[START OF DATA]
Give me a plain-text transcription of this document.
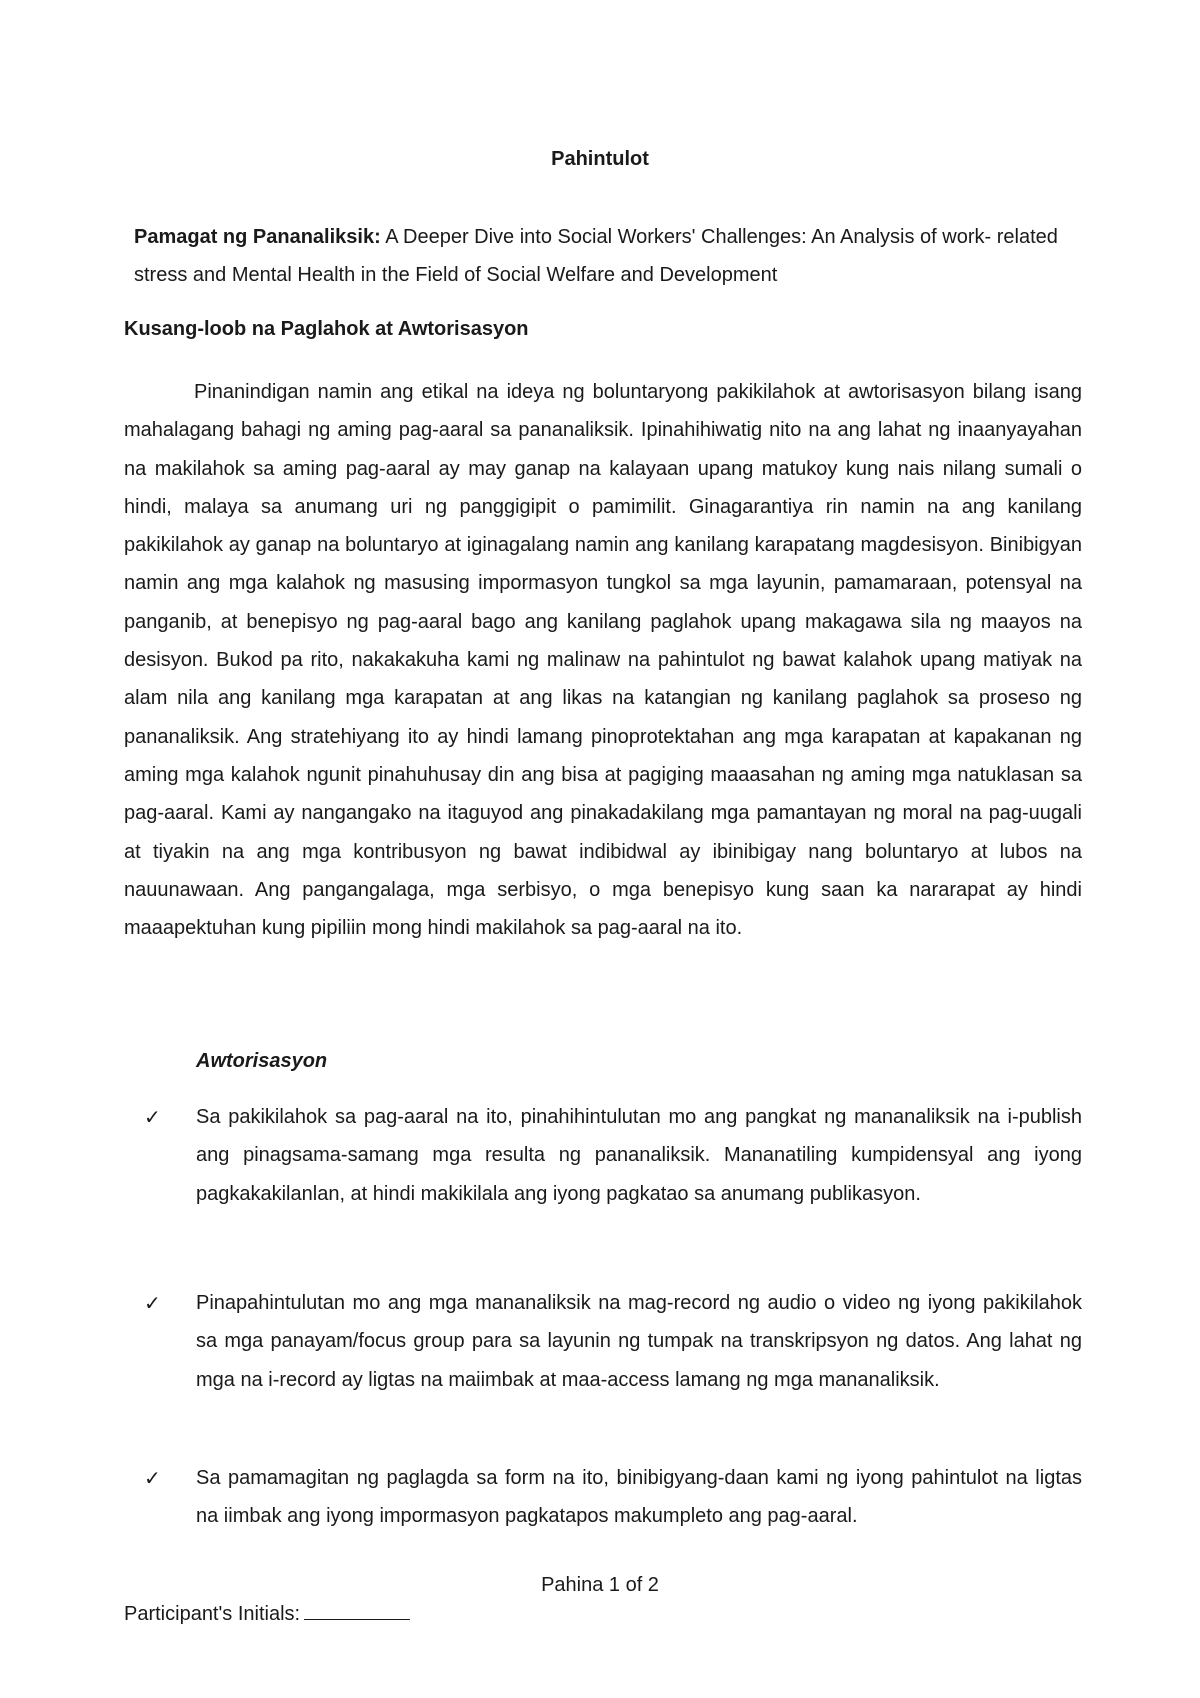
Pahintulot
Pamagat ng Pananaliksik: A Deeper Dive into Social Workers' Challenges: An Analysis of work- related stress and Mental Health in the Field of Social Welfare and Development
Kusang-loob na Paglahok at Awtorisasyon

Pinanindigan namin ang etikal na ideya ng boluntaryong pakikilahok at awtorisasyon bilang isang mahalagang bahagi ng aming pag-aaral sa pananaliksik. Ipinahihiwatig nito na ang lahat ng inaanyayahan na makilahok sa aming pag-aaral ay may ganap na kalayaan upang matukoy kung nais nilang sumali o hindi, malaya sa anumang uri ng panggigipit o pamimilit. Ginagarantiya rin namin na ang kanilang pakikilahok ay ganap na boluntaryo at iginagalang namin ang kanilang karapatang magdesisyon. Binibigyan namin ang mga kalahok ng masusing impormasyon tungkol sa mga layunin, pamamaraan, potensyal na panganib, at benepisyo ng pag-aaral bago ang kanilang paglahok upang makagawa sila ng maayos na desisyon. Bukod pa rito, nakakakuha kami ng malinaw na pahintulot ng bawat kalahok upang matiyak na alam nila ang kanilang mga karapatan at ang likas na katangian ng kanilang paglahok sa proseso ng pananaliksik. Ang stratehiyang ito ay hindi lamang pinoprotektahan ang mga karapatan at kapakanan ng aming mga kalahok ngunit pinahuhusay din ang bisa at pagiging maaasahan ng aming mga natuklasan sa pag-aaral. Kami ay nangangako na itaguyod ang pinakadakilang mga pamantayan ng moral na pag-uugali at tiyakin na ang mga kontribusyon ng bawat indibidwal ay ibinibigay nang boluntaryo at lubos na nauunawaan. Ang pangangalaga, mga serbisyo, o mga benepisyo kung saan ka nararapat ay hindi maaapektuhan kung pipiliin mong hindi makilahok sa pag-aaral na ito.

Awtorisasyon
✓	Sa pakikilahok sa pag-aaral na ito, pinahihintulutan mo ang pangkat ng mananaliksik na i-publish ang pinagsama-samang mga resulta ng pananaliksik. Mananatiling kumpidensyal ang iyong pagkakakilanlan, at hindi makikilala ang iyong pagkatao sa anumang publikasyon.
✓	Pinapahintulutan mo ang mga mananaliksik na mag-record ng audio o video ng iyong pakikilahok sa mga panayam/focus group para sa layunin ng tumpak na transkripsyon ng datos. Ang lahat ng mga na i-record ay ligtas na maiimbak at maa-access lamang ng mga mananaliksik.
✓	Sa pamamagitan ng paglagda sa form na ito, binibigyang-daan kami ng iyong pahintulot na ligtas na iimbak ang iyong impormasyon pagkatapos makumpleto ang pag-aaral.
Pahina 1 of 2
Participant's Initials:
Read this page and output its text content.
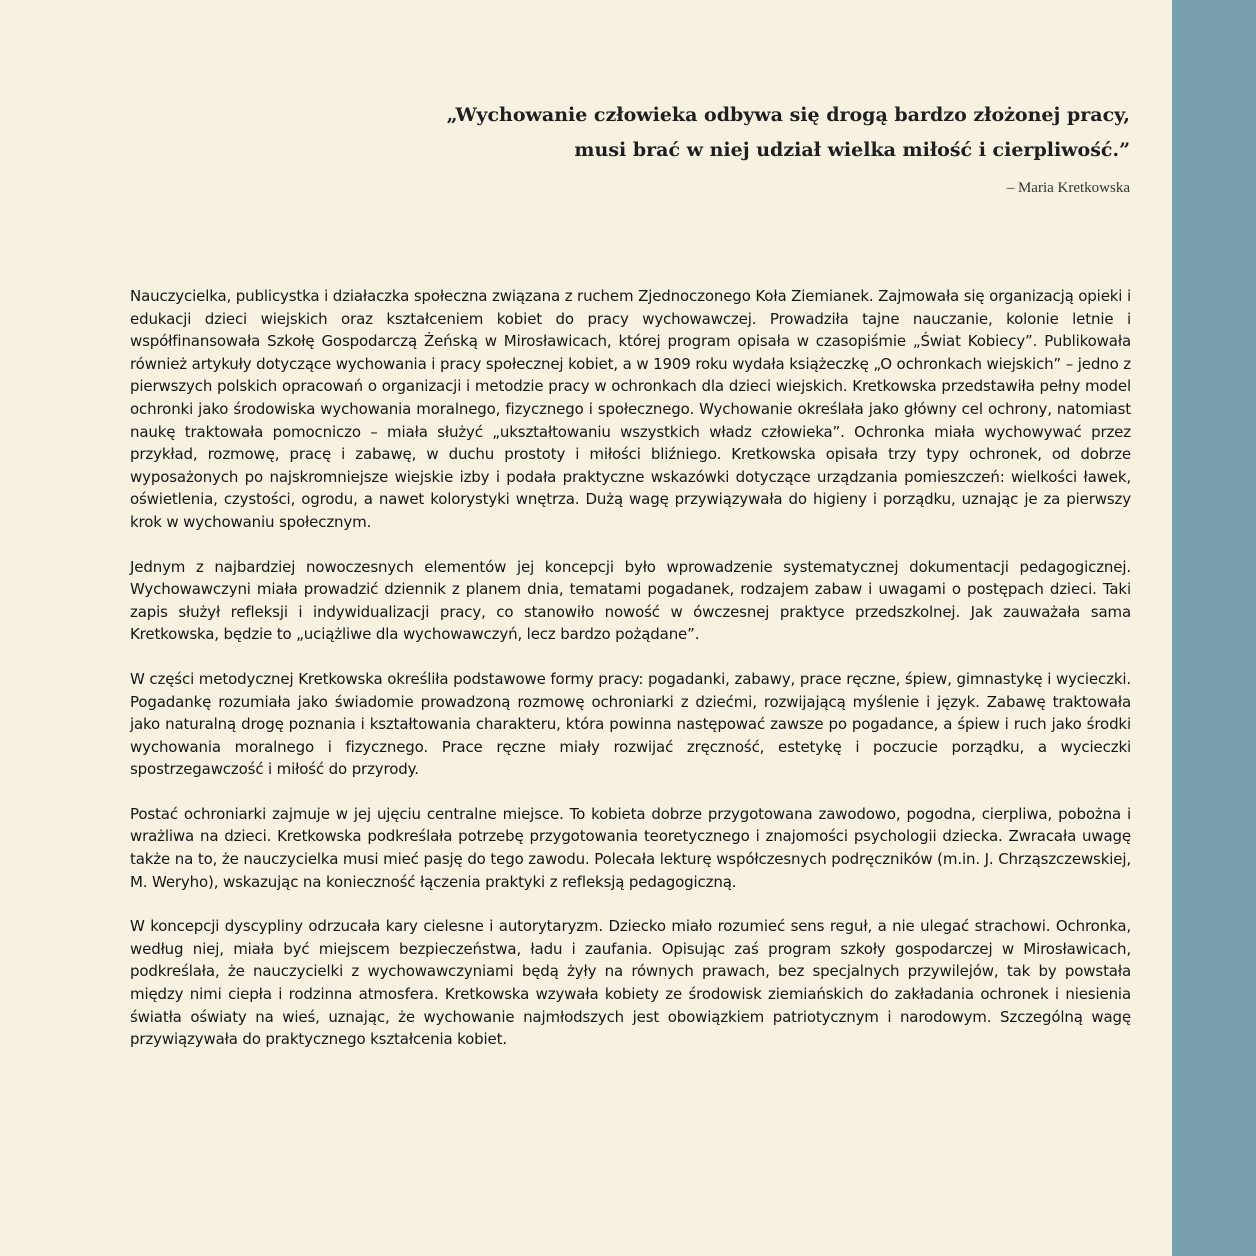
„Wychowanie człowieka odbywa się drogą bardzo złożonej pracy,

musi brać w niej udział wielka miłość i cierpliwość.”

– Maria Kretkowska

Nauczycielka, publicystka i działaczka społeczna związana z ruchem Zjednoczonego Koła Ziemianek. Zajmowała się organizacją opieki i edukacji dzieci wiejskich oraz kształceniem kobiet do pracy wychowawczej. Prowadziła tajne nauczanie, kolonie letnie i współfinansowała Szkołę Gospodarczą Żeńską w Mirosławicach, której program opisała w czasopiśmie „Świat Kobiecy”. Publikowała również artykuły dotyczące wychowania i pracy społecznej kobiet, a w 1909 roku wydała książeczkę „O ochronkach wiejskich” – jedno z pierwszych polskich opracowań o organizacji i metodzie pracy w ochronkach dla dzieci wiejskich. Kretkowska przedstawiła pełny model ochronki jako środowiska wychowania moralnego, fizycznego i społecznego. Wychowanie określała jako główny cel ochrony, natomiast naukę traktowała pomocniczo – miała służyć „ukształtowaniu wszystkich władz człowieka”. Ochronka miała wychowywać przez przykład, rozmowę, pracę i zabawę, w duchu prostoty i miłości bliźniego. Kretkowska opisała trzy typy ochronek, od dobrze wyposażonych po najskromniejsze wiejskie izby i podała praktyczne wskazówki dotyczące urządzania pomieszczeń: wielkości ławek, oświetlenia, czystości, ogrodu, a nawet kolorystyki wnętrza. Dużą wagę przywiązywała do higieny i porządku, uznając je za pierwszy krok w wychowaniu społecznym.

Jednym z najbardziej nowoczesnych elementów jej koncepcji było wprowadzenie systematycznej dokumentacji pedagogicznej. Wychowawczyni miała prowadzić dziennik z planem dnia, tematami pogadanek, rodzajem zabaw i uwagami o postępach dzieci. Taki zapis służył refleksji i indywidualizacji pracy, co stanowiło nowość w ówczesnej praktyce przedszkolnej. Jak zauważała sama Kretkowska, będzie to „uciążliwe dla wychowawczyń, lecz bardzo pożądane”.

W części metodycznej Kretkowska określiła podstawowe formy pracy: pogadanki, zabawy, prace ręczne, śpiew, gimnastykę i wycieczki. Pogadankę rozumiała jako świadomie prowadzoną rozmowę ochroniarki z dziećmi, rozwijającą myślenie i język. Zabawę traktowała jako naturalną drogę poznania i kształtowania charakteru, która powinna następować zawsze po pogadance, a śpiew i ruch jako środki wychowania moralnego i fizycznego. Prace ręczne miały rozwijać zręczność, estetykę i poczucie porządku, a wycieczki spostrzegawczość i miłość do przyrody.

Postać ochroniarki zajmuje w jej ujęciu centralne miejsce. To kobieta dobrze przygotowana zawodowo, pogodna, cierpliwa, pobożna i wrażliwa na dzieci. Kretkowska podkreślała potrzebę przygotowania teoretycznego i znajomości psychologii dziecka. Zwracała uwagę także na to, że nauczycielka musi mieć pasję do tego zawodu. Polecała lekturę współczesnych podręczników (m.in. J. Chrząszczewskiej, M. Weryho), wskazując na konieczność łączenia praktyki z refleksją pedagogiczną.

W koncepcji dyscypliny odrzucała kary cielesne i autorytaryzm. Dziecko miało rozumieć sens reguł, a nie ulegać strachowi. Ochronka, według niej, miała być miejscem bezpieczeństwa, ładu i zaufania. Opisując zaś program szkoły gospodarczej w Mirosławicach, podkreślała, że nauczycielki z wychowawczyniami będą żyły na równych prawach, bez specjalnych przywilejów, tak by powstała między nimi ciepła i rodzinna atmosfera. Kretkowska wzywała kobiety ze środowisk ziemiańskich do zakładania ochronek i niesienia światła oświaty na wieś, uznając, że wychowanie najmłodszych jest obowiązkiem patriotycznym i narodowym. Szczególną wagę przywiązywała do praktycznego kształcenia kobiet.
[END OF DATA]
STATED TASK:
Leave the pictures out, and transcribe each of the records exactly.

RESULT BELOW:
Give me a plain-text transcription of this document.
Pahintulot
Pamagat ng Pananaliksik: A Deeper Dive into Social Workers' Challenges: An Analysis of work- related stress and Mental Health in the Field of Social Welfare and Development
Kusang-loob na Paglahok at Awtorisasyon

Pinanindigan namin ang etikal na ideya ng boluntaryong pakikilahok at awtorisasyon bilang isang mahalagang bahagi ng aming pag-aaral sa pananaliksik. Ipinahihiwatig nito na ang lahat ng inaanyayahan na makilahok sa aming pag-aaral ay may ganap na kalayaan upang matukoy kung nais nilang sumali o hindi, malaya sa anumang uri ng panggigipit o pamimilit. Ginagarantiya rin namin na ang kanilang pakikilahok ay ganap na boluntaryo at iginagalang namin ang kanilang karapatang magdesisyon. Binibigyan namin ang mga kalahok ng masusing impormasyon tungkol sa mga layunin, pamamaraan, potensyal na panganib, at benepisyo ng pag-aaral bago ang kanilang paglahok upang makagawa sila ng maayos na desisyon. Bukod pa rito, nakakakuha kami ng malinaw na pahintulot ng bawat kalahok upang matiyak na alam nila ang kanilang mga karapatan at ang likas na katangian ng kanilang paglahok sa proseso ng pananaliksik. Ang stratehiyang ito ay hindi lamang pinoprotektahan ang mga karapatan at kapakanan ng aming mga kalahok ngunit pinahuhusay din ang bisa at pagiging maaasahan ng aming mga natuklasan sa pag-aaral. Kami ay nangangako na itaguyod ang pinakadakilang mga pamantayan ng moral na pag-uugali at tiyakin na ang mga kontribusyon ng bawat indibidwal ay ibinibigay nang boluntaryo at lubos na nauunawaan. Ang pangangalaga, mga serbisyo, o mga benepisyo kung saan ka nararapat ay hindi maaapektuhan kung pipiliin mong hindi makilahok sa pag-aaral na ito.

Awtorisasyon
✓	Sa pakikilahok sa pag-aaral na ito, pinahihintulutan mo ang pangkat ng mananaliksik na i-publish ang pinagsama-samang mga resulta ng pananaliksik. Mananatiling kumpidensyal ang iyong pagkakakilanlan, at hindi makikilala ang iyong pagkatao sa anumang publikasyon.
✓	Pinapahintulutan mo ang mga mananaliksik na mag-record ng audio o video ng iyong pakikilahok sa mga panayam/focus group para sa layunin ng tumpak na transkripsyon ng datos. Ang lahat ng mga na i-record ay ligtas na maiimbak at maa-access lamang ng mga mananaliksik.
✓	Sa pamamagitan ng paglagda sa form na ito, binibigyang-daan kami ng iyong pahintulot na ligtas na iimbak ang iyong impormasyon pagkatapos makumpleto ang pag-aaral.
Pahina 1 of 2
Participant's Initials:
Read this page and output its text content.
„Wychowanie człowieka odbywa się drogą bardzo złożonej pracy,

musi brać w niej udział wielka miłość i cierpliwość.”

– Maria Kretkowska

Nauczycielka, publicystka i działaczka społeczna związana z ruchem Zjednoczonego Koła Ziemianek. Zajmowała się organizacją opieki i edukacji dzieci wiejskich oraz kształceniem kobiet do pracy wychowawczej. Prowadziła tajne nauczanie, kolonie letnie i współfinansowała Szkołę Gospodarczą Żeńską w Mirosławicach, której program opisała w czasopiśmie „Świat Kobiecy”. Publikowała również artykuły dotyczące wychowania i pracy społecznej kobiet, a w 1909 roku wydała książeczkę „O ochronkach wiejskich” – jedno z pierwszych polskich opracowań o organizacji i metodzie pracy w ochronkach dla dzieci wiejskich. Kretkowska przedstawiła pełny model ochronki jako środowiska wychowania moralnego, fizycznego i społecznego. Wychowanie określała jako główny cel ochrony, natomiast naukę traktowała pomocniczo – miała służyć „ukształtowaniu wszystkich władz człowieka”. Ochronka miała wychowywać przez przykład, rozmowę, pracę i zabawę, w duchu prostoty i miłości bliźniego. Kretkowska opisała trzy typy ochronek, od dobrze wyposażonych po najskromniejsze wiejskie izby i podała praktyczne wskazówki dotyczące urządzania pomieszczeń: wielkości ławek, oświetlenia, czystości, ogrodu, a nawet kolorystyki wnętrza. Dużą wagę przywiązywała do higieny i porządku, uznając je za pierwszy krok w wychowaniu społecznym.

Jednym z najbardziej nowoczesnych elementów jej koncepcji było wprowadzenie systematycznej dokumentacji pedagogicznej. Wychowawczyni miała prowadzić dziennik z planem dnia, tematami pogadanek, rodzajem zabaw i uwagami o postępach dzieci. Taki zapis służył refleksji i indywidualizacji pracy, co stanowiło nowość w ówczesnej praktyce przedszkolnej. Jak zauważała sama Kretkowska, będzie to „uciążliwe dla wychowawczyń, lecz bardzo pożądane”.

W części metodycznej Kretkowska określiła podstawowe formy pracy: pogadanki, zabawy, prace ręczne, śpiew, gimnastykę i wycieczki. Pogadankę rozumiała jako świadomie prowadzoną rozmowę ochroniarki z dziećmi, rozwijającą myślenie i język. Zabawę traktowała jako naturalną drogę poznania i kształtowania charakteru, która powinna następować zawsze po pogadance, a śpiew i ruch jako środki wychowania moralnego i fizycznego. Prace ręczne miały rozwijać zręczność, estetykę i poczucie porządku, a wycieczki spostrzegawczość i miłość do przyrody.

Postać ochroniarki zajmuje w jej ujęciu centralne miejsce. To kobieta dobrze przygotowana zawodowo, pogodna, cierpliwa, pobożna i wrażliwa na dzieci. Kretkowska podkreślała potrzebę przygotowania teoretycznego i znajomości psychologii dziecka. Zwracała uwagę także na to, że nauczycielka musi mieć pasję do tego zawodu. Polecała lekturę współczesnych podręczników (m.in. J. Chrząszczewskiej, M. Weryho), wskazując na konieczność łączenia praktyki z refleksją pedagogiczną.

W koncepcji dyscypliny odrzucała kary cielesne i autorytaryzm. Dziecko miało rozumieć sens reguł, a nie ulegać strachowi. Ochronka, według niej, miała być miejscem bezpieczeństwa, ładu i zaufania. Opisując zaś program szkoły gospodarczej w Mirosławicach, podkreślała, że nauczycielki z wychowawczyniami będą żyły na równych prawach, bez specjalnych przywilejów, tak by powstała między nimi ciepła i rodzinna atmosfera. Kretkowska wzywała kobiety ze środowisk ziemiańskich do zakładania ochronek i niesienia światła oświaty na wieś, uznając, że wychowanie najmłodszych jest obowiązkiem patriotycznym i narodowym. Szczególną wagę przywiązywała do praktycznego kształcenia kobiet.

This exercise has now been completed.